[PROBLEM DETAILS] Return the data exactly, with all pictures removed.
----
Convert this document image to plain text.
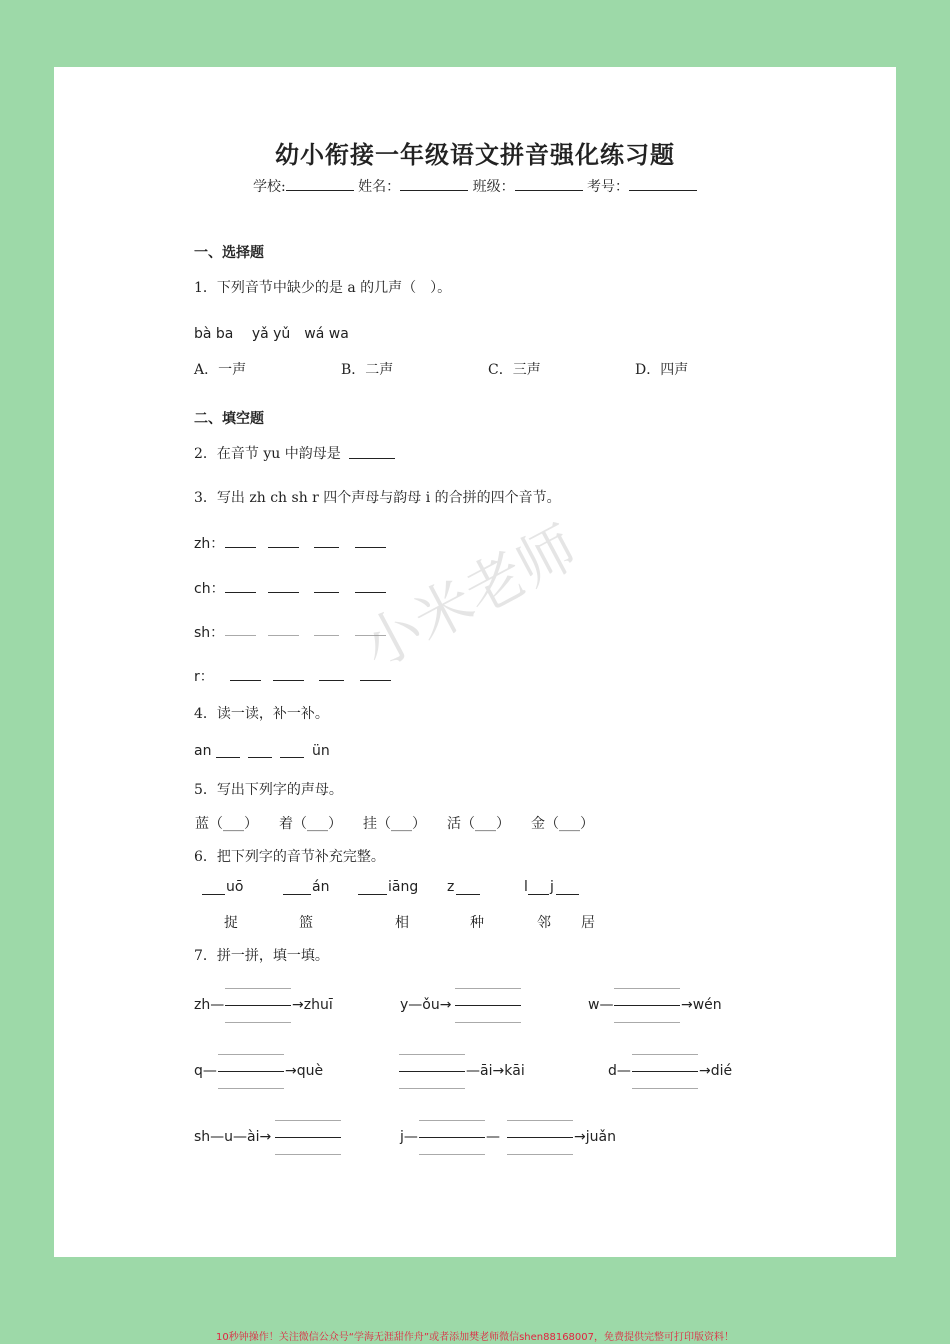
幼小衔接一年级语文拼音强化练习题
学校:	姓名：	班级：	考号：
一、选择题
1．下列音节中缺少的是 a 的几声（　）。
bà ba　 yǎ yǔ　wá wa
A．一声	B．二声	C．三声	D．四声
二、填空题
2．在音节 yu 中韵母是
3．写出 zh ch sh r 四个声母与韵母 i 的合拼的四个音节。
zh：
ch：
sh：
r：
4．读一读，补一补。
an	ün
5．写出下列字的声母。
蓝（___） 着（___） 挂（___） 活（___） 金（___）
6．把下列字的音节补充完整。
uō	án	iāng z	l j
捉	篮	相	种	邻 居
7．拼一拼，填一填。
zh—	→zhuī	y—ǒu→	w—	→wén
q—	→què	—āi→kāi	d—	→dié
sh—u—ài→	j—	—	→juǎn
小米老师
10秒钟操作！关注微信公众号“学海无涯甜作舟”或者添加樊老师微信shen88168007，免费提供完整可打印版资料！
----
[FULL SOLUTION]
Convert this document image to plain text.
幼小衔接一年级语文拼音强化练习题
学校:	姓名：	班级：	考号：
一、选择题
1．下列音节中缺少的是 a 的几声（　）。
bà ba　 yǎ yǔ　wá wa
A．一声	B．二声	C．三声	D．四声
二、填空题
2．在音节 yu 中韵母是
3．写出 zh ch sh r 四个声母与韵母 i 的合拼的四个音节。
zh：
ch：
sh：
r：
4．读一读，补一补。
an	ün
5．写出下列字的声母。
蓝（___） 着（___） 挂（___） 活（___） 金（___）
6．把下列字的音节补充完整。
uō	án	iāng z	l j
捉	篮	相	种	邻 居
7．拼一拼，填一填。
zh—	→zhuī	y—ǒu→	w—	→wén
q—	→què	—āi→kāi	d—	→dié
sh—u—ài→	j—	—	→juǎn
小米老师
10秒钟操作！关注微信公众号“学海无涯甜作舟”或者添加樊老师微信shen88168007，免费提供完整可打印版资料！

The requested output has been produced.